* [TASK]:
Each entry below is to be given again word for word, with no pictures.

== == ==

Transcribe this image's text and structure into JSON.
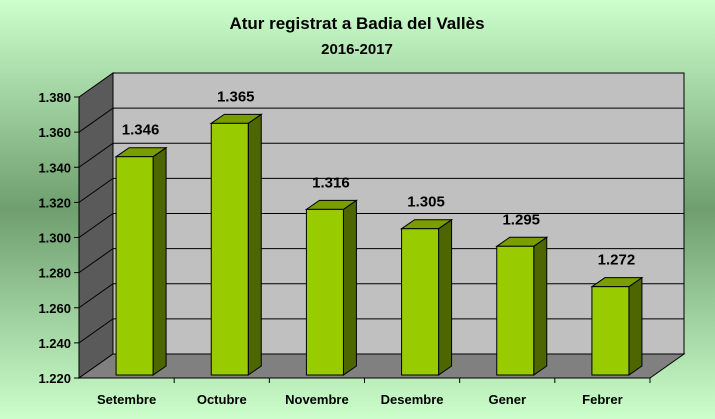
{
  "chart_data": {
    "type": "bar",
    "title": "Atur registrat a Badia del Vallès",
    "subtitle": "2016-2017",
    "categories": [
      "Setembre",
      "Octubre",
      "Novembre",
      "Desembre",
      "Gener",
      "Febrer"
    ],
    "values": [
      1346,
      1365,
      1316,
      1305,
      1295,
      1272
    ],
    "value_labels": [
      "1.346",
      "1.365",
      "1.316",
      "1.305",
      "1.295",
      "1.272"
    ],
    "ylim": [
      1220,
      1380
    ],
    "yticks": [
      1220,
      1240,
      1260,
      1280,
      1300,
      1320,
      1340,
      1360,
      1380
    ],
    "ytick_labels": [
      "1.220",
      "1.240",
      "1.260",
      "1.280",
      "1.300",
      "1.320",
      "1.340",
      "1.360",
      "1.380"
    ],
    "xlabel": "",
    "ylabel": "",
    "grid": true,
    "legend": "none",
    "style": "3d-bars",
    "colors": {
      "background_center": "#6f9e6f",
      "background_edge": "#ccffcc",
      "plot_wall": "#c0c0c0",
      "plot_floor": "#808080",
      "side_wall": "#5a5a5a",
      "bar_front": "#99cc00",
      "bar_side": "#4d6600",
      "bar_top": "#7a9e00",
      "gridline": "#000000"
    }
  }
}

== == ==

* [ANSWER BELOW]:
Transcribe this image's text and structure into JSON.
{
  "chart_data": {
    "type": "bar",
    "title": "Atur registrat a Badia del Vallès",
    "subtitle": "2016-2017",
    "categories": [
      "Setembre",
      "Octubre",
      "Novembre",
      "Desembre",
      "Gener",
      "Febrer"
    ],
    "values": [
      1346,
      1365,
      1316,
      1305,
      1295,
      1272
    ],
    "value_labels": [
      "1.346",
      "1.365",
      "1.316",
      "1.305",
      "1.295",
      "1.272"
    ],
    "ylim": [
      1220,
      1380
    ],
    "yticks": [
      1220,
      1240,
      1260,
      1280,
      1300,
      1320,
      1340,
      1360,
      1380
    ],
    "ytick_labels": [
      "1.220",
      "1.240",
      "1.260",
      "1.280",
      "1.300",
      "1.320",
      "1.340",
      "1.360",
      "1.380"
    ],
    "xlabel": "",
    "ylabel": "",
    "grid": true,
    "legend": "none",
    "style": "3d-bars",
    "colors": {
      "background_center": "#6f9e6f",
      "background_edge": "#ccffcc",
      "plot_wall": "#c0c0c0",
      "plot_floor": "#808080",
      "side_wall": "#5a5a5a",
      "bar_front": "#99cc00",
      "bar_side": "#4d6600",
      "bar_top": "#7a9e00",
      "gridline": "#000000"
    }
  }
}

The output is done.